== Text to read ==

-.-.-

Fareed Zakaria puts some of the worst habits of foreign policy punditry on display in these comments on Trump and Venezuela. It comes from a video, so I’m transcribing the full text here:
President Trump faces a crucial test of his foreign policy and his resolve over Venezuela. His administration has made absolutely clear that the U.S. no longer considers Nicolas Maduro to be president, a far stronger declaration than the “red line” that Barack Obama drew around Syria’s Assad. So far, Trump’s pressure has not worked. Maduro has dug in and the Venezuelan military has not abandoned its support for him. Now Venezuela is a complicated, divided country, and Maduro, as the heir to Hugo Chavez, does have some support in poor and rural areas. But far more significant in bolstering the regime in Caracas has been Russia’s open and substantial support.
Moscow now admits that it has sent military personnel to Venezuela. Two Russian military planes arrived in the country last weekend carrying about 100 troops. This is just the latest in a series of moves by Moscow to shore up Maduro. Over the last few years, Russia has provided wheat, arms, credit, and cash to the flailing Caracas government. Estimates of Russia’s total investment in Venezuela vary from 20-25 billion dollars. The Venezuelan gambit appears to be personally significant for Russia’s President Vladimir Putin. In recent years, as the Venezuelan economy has tanked and political instability has grown, even most Russian companies have abandoned the country, viewing it as too risky. But as Vladimir Rouvinski writes in a Wilson Center Report, Russian state-controlled oil giant Rosneft, which has close ties to Putin, has persisted and even ramped up its support for Maduro.

-.-.-

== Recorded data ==
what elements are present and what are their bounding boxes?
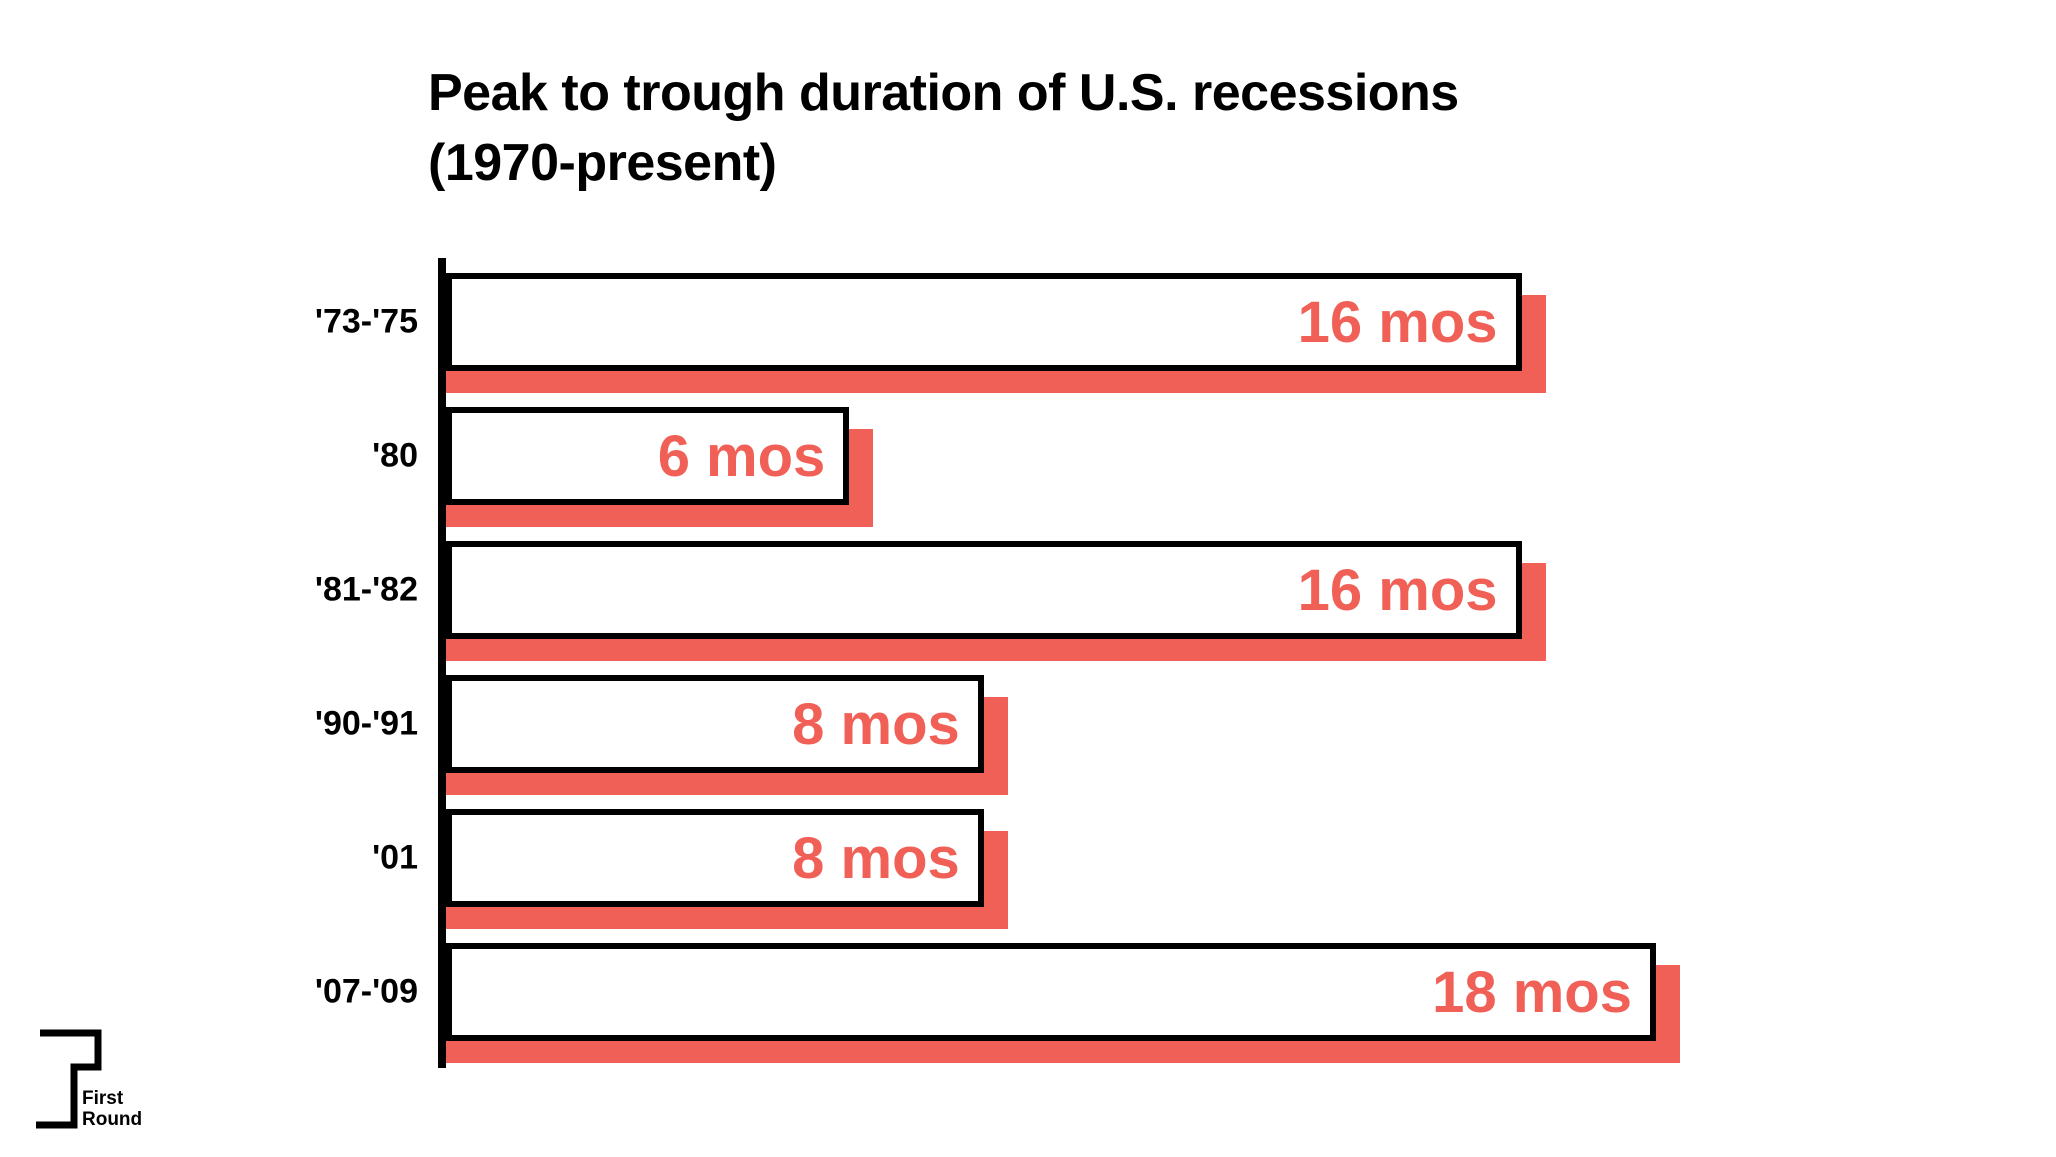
bar: 8 mos xyxy=(446,809,984,907)
logo-text-line2: Round xyxy=(82,1110,142,1131)
bar-label: '01 xyxy=(372,839,418,878)
logo-text-line1: First xyxy=(82,1089,142,1110)
bar-value: 6 mos xyxy=(658,423,826,490)
chart-title-line1: Peak to trough duration of U.S. recessio… xyxy=(428,58,1459,128)
bar-row: '806 mos xyxy=(446,407,1706,505)
bar-row: '07-'0918 mos xyxy=(446,943,1706,1041)
bar-label: '80 xyxy=(372,437,418,476)
y-axis xyxy=(438,258,446,1068)
bar-value: 16 mos xyxy=(1298,557,1498,624)
chart-area: '73-'7516 mos '806 mos '81-'8216 mos '90-'9… xyxy=(438,258,1718,1068)
bar-row: '81-'8216 mos xyxy=(446,541,1706,639)
first-round-logo: First Round xyxy=(28,1005,148,1135)
bar-label: '07-'09 xyxy=(315,973,418,1012)
chart-container: Peak to trough duration of U.S. recessio… xyxy=(0,0,2056,1157)
bar-value: 8 mos xyxy=(792,825,960,892)
bars-group: '73-'7516 mos '806 mos '81-'8216 mos '90-'9… xyxy=(446,273,1706,1077)
bar-value: 18 mos xyxy=(1432,959,1632,1026)
bar: 16 mos xyxy=(446,273,1522,371)
bar: 16 mos xyxy=(446,541,1522,639)
bar: 8 mos xyxy=(446,675,984,773)
bar-label: '81-'82 xyxy=(315,571,418,610)
bar: 6 mos xyxy=(446,407,849,505)
logo-text: First Round xyxy=(82,1089,142,1131)
bar-value: 8 mos xyxy=(792,691,960,758)
chart-title: Peak to trough duration of U.S. recessio… xyxy=(428,58,1459,198)
bar-label: '73-'75 xyxy=(315,303,418,342)
bar-row: '73-'7516 mos xyxy=(446,273,1706,371)
bar-row: '018 mos xyxy=(446,809,1706,907)
bar-row: '90-'918 mos xyxy=(446,675,1706,773)
chart-title-line2: (1970-present) xyxy=(428,128,1459,198)
bar-value: 16 mos xyxy=(1298,289,1498,356)
bar-label: '90-'91 xyxy=(315,705,418,744)
bar: 18 mos xyxy=(446,943,1656,1041)
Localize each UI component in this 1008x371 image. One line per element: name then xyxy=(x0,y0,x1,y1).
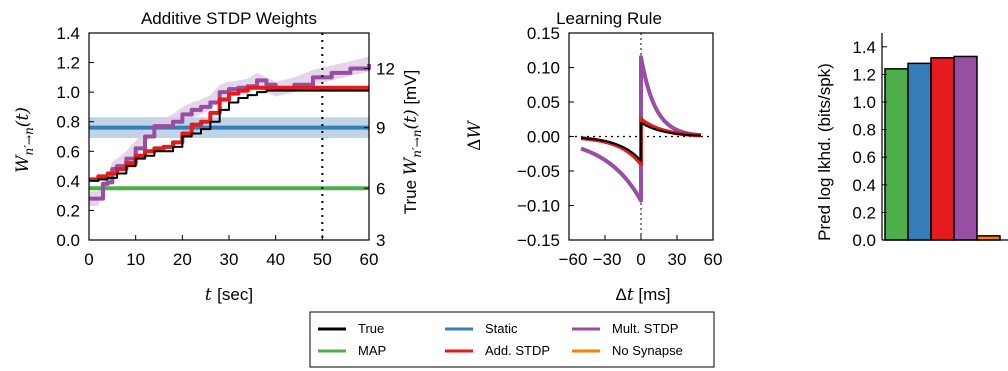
y-tick-label: 0.2 xyxy=(56,201,80,220)
x-tick-label: 10 xyxy=(126,250,145,269)
legend-label-static: Static xyxy=(485,321,518,336)
y-tick-label: 0.0 xyxy=(852,231,876,250)
y-tick-label: 1.4 xyxy=(852,38,876,57)
y-tick-label: 0.6 xyxy=(56,142,80,161)
legend-label-mult-stdp: Mult. STDP xyxy=(612,321,678,336)
bar-map xyxy=(884,68,909,241)
weights-chart-title: Additive STDP Weights xyxy=(141,9,317,28)
weights-panel: Additive STDP Weights 0 10 20 30 40 50 60 0.00… xyxy=(13,9,424,305)
pred-lkhd-y-axis-label: Pred log lkhd. (bits/spk) xyxy=(815,63,834,241)
y-tick-label: −0.10 xyxy=(517,197,560,216)
x-tick-label: 60 xyxy=(704,250,723,269)
x-tick-label: 0 xyxy=(84,250,93,269)
y-tick-label: 0.05 xyxy=(527,93,560,112)
bar-no-synapse xyxy=(976,235,1001,241)
y-tick-label: 1.2 xyxy=(852,65,876,84)
learning-rule-x-ticks: −60 −30 0 30 60 xyxy=(559,235,723,269)
bar-static xyxy=(907,62,932,241)
x-tick-label: 40 xyxy=(266,250,285,269)
y-tick-label: 1.4 xyxy=(56,24,80,43)
y-tick-label: 0.4 xyxy=(56,172,80,191)
weights-y-axis-label: Wn′→n(t) xyxy=(13,107,36,173)
x-tick-label: 50 xyxy=(313,250,332,269)
x-tick-label: 0 xyxy=(636,250,645,269)
bar-mult-stdp xyxy=(953,55,978,241)
y-tick-label: −0.15 xyxy=(517,231,560,250)
legend-label-map: MAP xyxy=(358,343,386,358)
legend: True Static Mult. STDP MAP Add. STDP No Synap… xyxy=(309,311,715,368)
y-tick-label: 0.8 xyxy=(852,121,876,140)
legend-items: True Static Mult. STDP MAP Add. STDP No Synap… xyxy=(318,321,683,358)
y-tick-label: 0.4 xyxy=(852,176,876,195)
weights-right-axis-label: True Wn′→n(t) [mV] xyxy=(401,70,424,215)
y-tick-label: 0.6 xyxy=(852,148,876,167)
y-tick-label: 1.0 xyxy=(56,83,80,102)
y-tick-label: 1.0 xyxy=(852,93,876,112)
y-tick-label: 0.00 xyxy=(527,128,560,147)
weights-y-ticks: 0.0 0.2 0.4 0.6 0.8 1.0 1.2 1.4 xyxy=(56,24,94,250)
x-tick-label: −30 xyxy=(593,250,622,269)
x-tick-label: 30 xyxy=(220,250,239,269)
pred-lkhd-panel: 0.0 0.2 0.4 0.6 0.8 1.0 1.2 1.4 Pred log lkhd. … xyxy=(815,33,1008,250)
learning-rule-y-axis-label: ΔW xyxy=(465,120,485,151)
right-tick-label: 12 xyxy=(376,59,395,78)
legend-frame xyxy=(309,311,715,368)
legend-label-true: True xyxy=(358,321,384,336)
x-tick-label: 60 xyxy=(360,250,379,269)
x-tick-label: 30 xyxy=(668,250,687,269)
y-tick-label: 0.0 xyxy=(56,231,80,250)
weights-marks xyxy=(89,33,371,240)
right-tick-label: 6 xyxy=(376,179,385,198)
right-tick-label: 9 xyxy=(376,119,385,138)
legend-label-no-synapse: No Synapse xyxy=(612,343,683,358)
pred-lkhd-y-ticks: 0.0 0.2 0.4 0.6 0.8 1.0 1.2 1.4 xyxy=(852,38,887,250)
weights-x-ticks: 0 10 20 30 40 50 60 xyxy=(84,235,378,269)
series-line-true xyxy=(89,89,369,182)
bar-add-stdp xyxy=(930,57,955,241)
learning-rule-title: Learning Rule xyxy=(556,9,662,28)
y-tick-label: 0.8 xyxy=(56,113,80,132)
y-tick-label: 0.10 xyxy=(527,59,560,78)
right-tick-label: 3 xyxy=(376,231,385,250)
legend-label-add-stdp: Add. STDP xyxy=(485,343,550,358)
y-tick-label: 0.15 xyxy=(527,24,560,43)
y-tick-label: 0.2 xyxy=(852,203,876,222)
learning-rule-panel: Learning Rule −60 −30 0 30 60 −0.15 −0.10 −0.0… xyxy=(465,9,722,305)
learning-rule-marks xyxy=(569,33,713,240)
x-tick-label: −60 xyxy=(559,250,588,269)
y-tick-label: 1.2 xyxy=(56,54,80,73)
y-tick-label: −0.05 xyxy=(517,162,560,181)
pred-lkhd-bars xyxy=(884,55,1001,241)
rule-curve-true xyxy=(580,121,702,162)
weights-x-axis-label: t [sec] xyxy=(205,285,253,305)
learning-rule-y-ticks: −0.15 −0.10 −0.05 0.00 0.05 0.10 0.15 xyxy=(517,24,574,250)
weights-right-ticks: 3 6 9 12 xyxy=(364,59,395,250)
x-tick-label: 20 xyxy=(173,250,192,269)
learning-rule-x-axis-label: Δt [ms] xyxy=(615,285,670,305)
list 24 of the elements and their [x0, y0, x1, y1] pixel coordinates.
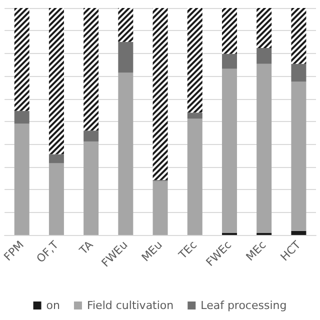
bar — [84, 141, 99, 235]
bar — [118, 42, 134, 73]
bar — [48, 163, 64, 235]
bar — [256, 64, 272, 233]
bar — [187, 112, 202, 119]
x-tick-label: MEc — [244, 238, 269, 264]
bar — [187, 118, 202, 235]
bar — [84, 130, 99, 142]
bar — [256, 48, 272, 64]
legend-label: Field cultivation — [86, 299, 174, 312]
bar — [14, 124, 30, 235]
x-tick-label: TA — [76, 238, 96, 258]
bar — [222, 68, 237, 233]
bar — [14, 110, 30, 124]
legend-label: on — [46, 299, 60, 312]
bar — [222, 54, 237, 69]
bar — [291, 64, 306, 82]
bar — [118, 72, 134, 235]
bar — [291, 230, 306, 235]
bar — [152, 181, 168, 235]
legend-label: Leaf processing — [200, 299, 287, 312]
bar — [48, 154, 64, 164]
bar — [291, 82, 306, 231]
x-tick-label: TEc — [176, 238, 200, 262]
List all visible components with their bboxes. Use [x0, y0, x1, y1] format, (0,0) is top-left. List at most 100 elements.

-.-.-

== What is asked ==
1. Rewrite the passage on Venezuela between "Fareed Zakaria puts" and "and substantial support.", inclusive, putting "President Obama" in place of "Barack Obama".
2. Answer these questions using the passage on Venezuela:
(a) To what earlier declaration is the U.S. position on Maduro compared?
(b) About how many troops did the two Russian military planes carry?
(c) Which Russian state-controlled oil company kept up its support for Maduro?
These records were drawn from a separate source.

== Solutions ==
1.
Fareed Zakaria puts some of the worst habits of foreign policy punditry on display in these comments on Trump and Venezuela. It comes from a video, so I’m transcribing the full text here:
President Trump faces a crucial test of his foreign policy and his resolve over Venezuela. His administration has made absolutely clear that the U.S. no longer considers Nicolas Maduro to be president, a far stronger declaration than the “red line” that President Obama drew around Syria’s Assad. So far, Trump’s pressure has not worked. Maduro has dug in and the Venezuelan military has not abandoned its support for him. Now Venezuela is a complicated, divided country, and Maduro, as the heir to Hugo Chavez, does have some support in poor and rural areas. But far more significant in bolstering the regime in Caracas has been Russia’s open and substantial support.

2.
(a) The "red line" that Barack Obama drew around Syria's Assad.
(b) About 100 troops.
(c) Rosneft.